# [DIRECTIONS FOR THIS TASK]
Copy all the material that follows, keeping every character the same.

# [DATASET RECORDS]
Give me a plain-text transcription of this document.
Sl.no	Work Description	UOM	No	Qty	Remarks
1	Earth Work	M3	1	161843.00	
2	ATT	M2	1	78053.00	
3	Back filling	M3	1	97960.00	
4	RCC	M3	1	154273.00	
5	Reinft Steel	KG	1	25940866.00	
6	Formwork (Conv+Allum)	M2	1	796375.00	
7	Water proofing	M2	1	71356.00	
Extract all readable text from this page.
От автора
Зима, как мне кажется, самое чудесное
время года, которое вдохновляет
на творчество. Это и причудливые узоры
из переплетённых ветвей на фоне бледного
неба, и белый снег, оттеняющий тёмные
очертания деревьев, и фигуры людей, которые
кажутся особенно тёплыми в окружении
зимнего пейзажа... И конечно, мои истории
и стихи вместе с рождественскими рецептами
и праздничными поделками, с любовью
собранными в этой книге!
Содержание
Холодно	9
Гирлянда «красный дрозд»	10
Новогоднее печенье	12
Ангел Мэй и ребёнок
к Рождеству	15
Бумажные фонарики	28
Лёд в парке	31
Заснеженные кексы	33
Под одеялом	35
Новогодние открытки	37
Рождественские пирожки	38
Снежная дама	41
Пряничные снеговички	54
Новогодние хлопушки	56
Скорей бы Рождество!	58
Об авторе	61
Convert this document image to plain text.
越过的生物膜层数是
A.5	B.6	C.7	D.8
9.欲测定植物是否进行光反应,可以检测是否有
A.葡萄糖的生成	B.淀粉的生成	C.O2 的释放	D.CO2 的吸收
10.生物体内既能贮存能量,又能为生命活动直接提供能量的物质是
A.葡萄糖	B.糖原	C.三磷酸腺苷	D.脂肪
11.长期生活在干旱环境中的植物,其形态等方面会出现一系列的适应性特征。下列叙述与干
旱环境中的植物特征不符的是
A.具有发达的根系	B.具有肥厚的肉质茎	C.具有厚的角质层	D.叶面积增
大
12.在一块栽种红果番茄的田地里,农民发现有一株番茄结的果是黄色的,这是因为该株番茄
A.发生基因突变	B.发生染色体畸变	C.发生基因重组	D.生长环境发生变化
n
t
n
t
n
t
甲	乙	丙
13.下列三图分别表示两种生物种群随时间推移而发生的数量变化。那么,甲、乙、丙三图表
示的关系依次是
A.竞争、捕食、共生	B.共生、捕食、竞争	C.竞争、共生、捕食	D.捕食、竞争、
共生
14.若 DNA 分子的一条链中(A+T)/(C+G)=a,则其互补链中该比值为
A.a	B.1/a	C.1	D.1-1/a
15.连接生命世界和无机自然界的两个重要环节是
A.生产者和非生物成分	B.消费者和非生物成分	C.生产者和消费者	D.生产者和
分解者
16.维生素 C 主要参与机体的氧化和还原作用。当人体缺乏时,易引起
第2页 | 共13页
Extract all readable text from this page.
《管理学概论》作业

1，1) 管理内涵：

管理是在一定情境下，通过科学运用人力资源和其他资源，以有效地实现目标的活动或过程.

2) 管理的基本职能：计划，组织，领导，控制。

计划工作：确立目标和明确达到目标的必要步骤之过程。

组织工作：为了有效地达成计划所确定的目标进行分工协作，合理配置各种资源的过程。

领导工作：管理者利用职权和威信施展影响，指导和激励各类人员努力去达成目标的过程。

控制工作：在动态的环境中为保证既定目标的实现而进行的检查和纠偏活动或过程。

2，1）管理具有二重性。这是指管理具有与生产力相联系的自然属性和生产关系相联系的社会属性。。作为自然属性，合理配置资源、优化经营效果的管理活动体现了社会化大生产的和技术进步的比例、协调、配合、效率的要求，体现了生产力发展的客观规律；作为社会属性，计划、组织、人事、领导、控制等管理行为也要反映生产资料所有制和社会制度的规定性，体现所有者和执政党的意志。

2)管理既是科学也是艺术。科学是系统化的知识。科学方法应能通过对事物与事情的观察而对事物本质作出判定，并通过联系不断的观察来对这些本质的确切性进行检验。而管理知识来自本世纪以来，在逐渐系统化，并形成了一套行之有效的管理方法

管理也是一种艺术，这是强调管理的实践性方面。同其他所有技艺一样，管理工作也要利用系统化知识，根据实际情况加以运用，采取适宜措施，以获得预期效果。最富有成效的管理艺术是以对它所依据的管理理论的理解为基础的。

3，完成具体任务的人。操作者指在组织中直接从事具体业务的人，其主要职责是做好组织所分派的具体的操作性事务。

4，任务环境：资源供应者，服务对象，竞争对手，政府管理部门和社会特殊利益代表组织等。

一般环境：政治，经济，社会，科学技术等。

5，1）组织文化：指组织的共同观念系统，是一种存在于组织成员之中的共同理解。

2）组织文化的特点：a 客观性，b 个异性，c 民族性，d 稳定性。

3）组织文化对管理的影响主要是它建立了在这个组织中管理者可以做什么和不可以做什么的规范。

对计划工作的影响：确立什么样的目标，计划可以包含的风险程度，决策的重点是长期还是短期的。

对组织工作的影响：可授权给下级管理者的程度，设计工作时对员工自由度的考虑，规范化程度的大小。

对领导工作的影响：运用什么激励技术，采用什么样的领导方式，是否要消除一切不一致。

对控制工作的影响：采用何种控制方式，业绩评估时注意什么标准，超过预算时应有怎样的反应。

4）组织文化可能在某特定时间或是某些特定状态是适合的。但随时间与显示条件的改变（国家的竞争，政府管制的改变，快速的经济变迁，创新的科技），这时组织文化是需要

# [CORRECT OUTPUT]
Give me a plain-text transcription of this document.
Sl.no	Work Description	UOM	No	Qty	Remarks
1	Earth Work	M3	1	161843.00	
2	ATT	M2	1	78053.00	
3	Back filling	M3	1	97960.00	
4	RCC	M3	1	154273.00	
5	Reinft Steel	KG	1	25940866.00	
6	Formwork (Conv+Allum)	M2	1	796375.00	
7	Water proofing	M2	1	71356.00	
Extract all readable text from this page.
От автора
Зима, как мне кажется, самое чудесное
время года, которое вдохновляет
на творчество. Это и причудливые узоры
из переплетённых ветвей на фоне бледного
неба, и белый снег, оттеняющий тёмные
очертания деревьев, и фигуры людей, которые
кажутся особенно тёплыми в окружении
зимнего пейзажа... И конечно, мои истории
и стихи вместе с рождественскими рецептами
и праздничными поделками, с любовью
собранными в этой книге!
Содержание
Холодно	9
Гирлянда «красный дрозд»	10
Новогоднее печенье	12
Ангел Мэй и ребёнок
к Рождеству	15
Бумажные фонарики	28
Лёд в парке	31
Заснеженные кексы	33
Под одеялом	35
Новогодние открытки	37
Рождественские пирожки	38
Снежная дама	41
Пряничные снеговички	54
Новогодние хлопушки	56
Скорей бы Рождество!	58
Об авторе	61
Convert this document image to plain text.
越过的生物膜层数是
A.5	B.6	C.7	D.8
9.欲测定植物是否进行光反应,可以检测是否有
A.葡萄糖的生成	B.淀粉的生成	C.O2 的释放	D.CO2 的吸收
10.生物体内既能贮存能量,又能为生命活动直接提供能量的物质是
A.葡萄糖	B.糖原	C.三磷酸腺苷	D.脂肪
11.长期生活在干旱环境中的植物,其形态等方面会出现一系列的适应性特征。下列叙述与干
旱环境中的植物特征不符的是
A.具有发达的根系	B.具有肥厚的肉质茎	C.具有厚的角质层	D.叶面积增
大
12.在一块栽种红果番茄的田地里,农民发现有一株番茄结的果是黄色的,这是因为该株番茄
A.发生基因突变	B.发生染色体畸变	C.发生基因重组	D.生长环境发生变化
n
t
n
t
n
t
甲	乙	丙
13.下列三图分别表示两种生物种群随时间推移而发生的数量变化。那么,甲、乙、丙三图表
示的关系依次是
A.竞争、捕食、共生	B.共生、捕食、竞争	C.竞争、共生、捕食	D.捕食、竞争、
共生
14.若 DNA 分子的一条链中(A+T)/(C+G)=a,则其互补链中该比值为
A.a	B.1/a	C.1	D.1-1/a
15.连接生命世界和无机自然界的两个重要环节是
A.生产者和非生物成分	B.消费者和非生物成分	C.生产者和消费者	D.生产者和
分解者
16.维生素 C 主要参与机体的氧化和还原作用。当人体缺乏时,易引起
第2页 | 共13页
Extract all readable text from this page.
《管理学概论》作业

1，1) 管理内涵：

管理是在一定情境下，通过科学运用人力资源和其他资源，以有效地实现目标的活动或过程.

2) 管理的基本职能：计划，组织，领导，控制。

计划工作：确立目标和明确达到目标的必要步骤之过程。

组织工作：为了有效地达成计划所确定的目标进行分工协作，合理配置各种资源的过程。

领导工作：管理者利用职权和威信施展影响，指导和激励各类人员努力去达成目标的过程。

控制工作：在动态的环境中为保证既定目标的实现而进行的检查和纠偏活动或过程。

2，1）管理具有二重性。这是指管理具有与生产力相联系的自然属性和生产关系相联系的社会属性。。作为自然属性，合理配置资源、优化经营效果的管理活动体现了社会化大生产的和技术进步的比例、协调、配合、效率的要求，体现了生产力发展的客观规律；作为社会属性，计划、组织、人事、领导、控制等管理行为也要反映生产资料所有制和社会制度的规定性，体现所有者和执政党的意志。

2)管理既是科学也是艺术。科学是系统化的知识。科学方法应能通过对事物与事情的观察而对事物本质作出判定，并通过联系不断的观察来对这些本质的确切性进行检验。而管理知识来自本世纪以来，在逐渐系统化，并形成了一套行之有效的管理方法

管理也是一种艺术，这是强调管理的实践性方面。同其他所有技艺一样，管理工作也要利用系统化知识，根据实际情况加以运用，采取适宜措施，以获得预期效果。最富有成效的管理艺术是以对它所依据的管理理论的理解为基础的。

3，完成具体任务的人。操作者指在组织中直接从事具体业务的人，其主要职责是做好组织所分派的具体的操作性事务。

4，任务环境：资源供应者，服务对象，竞争对手，政府管理部门和社会特殊利益代表组织等。

一般环境：政治，经济，社会，科学技术等。

5，1）组织文化：指组织的共同观念系统，是一种存在于组织成员之中的共同理解。

2）组织文化的特点：a 客观性，b 个异性，c 民族性，d 稳定性。

3）组织文化对管理的影响主要是它建立了在这个组织中管理者可以做什么和不可以做什么的规范。

对计划工作的影响：确立什么样的目标，计划可以包含的风险程度，决策的重点是长期还是短期的。

对组织工作的影响：可授权给下级管理者的程度，设计工作时对员工自由度的考虑，规范化程度的大小。

对领导工作的影响：运用什么激励技术，采用什么样的领导方式，是否要消除一切不一致。

对控制工作的影响：采用何种控制方式，业绩评估时注意什么标准，超过预算时应有怎样的反应。

4）组织文化可能在某特定时间或是某些特定状态是适合的。但随时间与显示条件的改变（国家的竞争，政府管制的改变，快速的经济变迁，创新的科技），这时组织文化是需要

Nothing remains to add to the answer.